__Instructions for the task__. Reproduce the listing below without any change.

__Stored records__.
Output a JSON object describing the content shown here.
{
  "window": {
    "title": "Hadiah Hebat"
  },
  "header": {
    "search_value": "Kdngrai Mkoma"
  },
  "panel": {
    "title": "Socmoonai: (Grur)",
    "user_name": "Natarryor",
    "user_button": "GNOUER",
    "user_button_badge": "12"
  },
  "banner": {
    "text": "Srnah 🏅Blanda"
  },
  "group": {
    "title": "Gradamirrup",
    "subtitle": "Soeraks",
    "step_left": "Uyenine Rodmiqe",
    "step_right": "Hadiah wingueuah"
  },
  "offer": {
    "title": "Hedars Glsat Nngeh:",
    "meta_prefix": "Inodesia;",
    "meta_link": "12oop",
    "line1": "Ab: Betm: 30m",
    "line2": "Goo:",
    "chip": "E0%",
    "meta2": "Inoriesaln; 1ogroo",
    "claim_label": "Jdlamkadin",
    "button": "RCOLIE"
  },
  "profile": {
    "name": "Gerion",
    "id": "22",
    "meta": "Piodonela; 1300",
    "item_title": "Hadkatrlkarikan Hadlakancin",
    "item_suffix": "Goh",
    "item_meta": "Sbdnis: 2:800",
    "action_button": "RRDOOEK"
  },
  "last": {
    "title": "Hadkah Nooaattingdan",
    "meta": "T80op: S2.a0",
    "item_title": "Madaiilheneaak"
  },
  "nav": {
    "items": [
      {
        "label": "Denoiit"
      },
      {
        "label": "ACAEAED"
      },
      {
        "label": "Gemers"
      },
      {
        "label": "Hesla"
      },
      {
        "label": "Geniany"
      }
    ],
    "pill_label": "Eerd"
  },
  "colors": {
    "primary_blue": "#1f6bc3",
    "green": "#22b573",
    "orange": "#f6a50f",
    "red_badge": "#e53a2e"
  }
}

__The reply__.
Output a JSON object describing the content shown here.
{
  "window": {
    "title": "Hadiah Hebat"
  },
  "header": {
    "search_value": "Kdngrai Mkoma"
  },
  "panel": {
    "title": "Socmoonai: (Grur)",
    "user_name": "Natarryor",
    "user_button": "GNOUER",
    "user_button_badge": "12"
  },
  "banner": {
    "text": "Srnah 🏅Blanda"
  },
  "group": {
    "title": "Gradamirrup",
    "subtitle": "Soeraks",
    "step_left": "Uyenine Rodmiqe",
    "step_right": "Hadiah wingueuah"
  },
  "offer": {
    "title": "Hedars Glsat Nngeh:",
    "meta_prefix": "Inodesia;",
    "meta_link": "12oop",
    "line1": "Ab: Betm: 30m",
    "line2": "Goo:",
    "chip": "E0%",
    "meta2": "Inoriesaln; 1ogroo",
    "claim_label": "Jdlamkadin",
    "button": "RCOLIE"
  },
  "profile": {
    "name": "Gerion",
    "id": "22",
    "meta": "Piodonela; 1300",
    "item_title": "Hadkatrlkarikan Hadlakancin",
    "item_suffix": "Goh",
    "item_meta": "Sbdnis: 2:800",
    "action_button": "RRDOOEK"
  },
  "last": {
    "title": "Hadkah Nooaattingdan",
    "meta": "T80op: S2.a0",
    "item_title": "Madaiilheneaak"
  },
  "nav": {
    "items": [
      {
        "label": "Denoiit"
      },
      {
        "label": "ACAEAED"
      },
      {
        "label": "Gemers"
      },
      {
        "label": "Hesla"
      },
      {
        "label": "Geniany"
      }
    ],
    "pill_label": "Eerd"
  },
  "colors": {
    "primary_blue": "#1f6bc3",
    "green": "#22b573",
    "orange": "#f6a50f",
    "red_badge": "#e53a2e"
  }
}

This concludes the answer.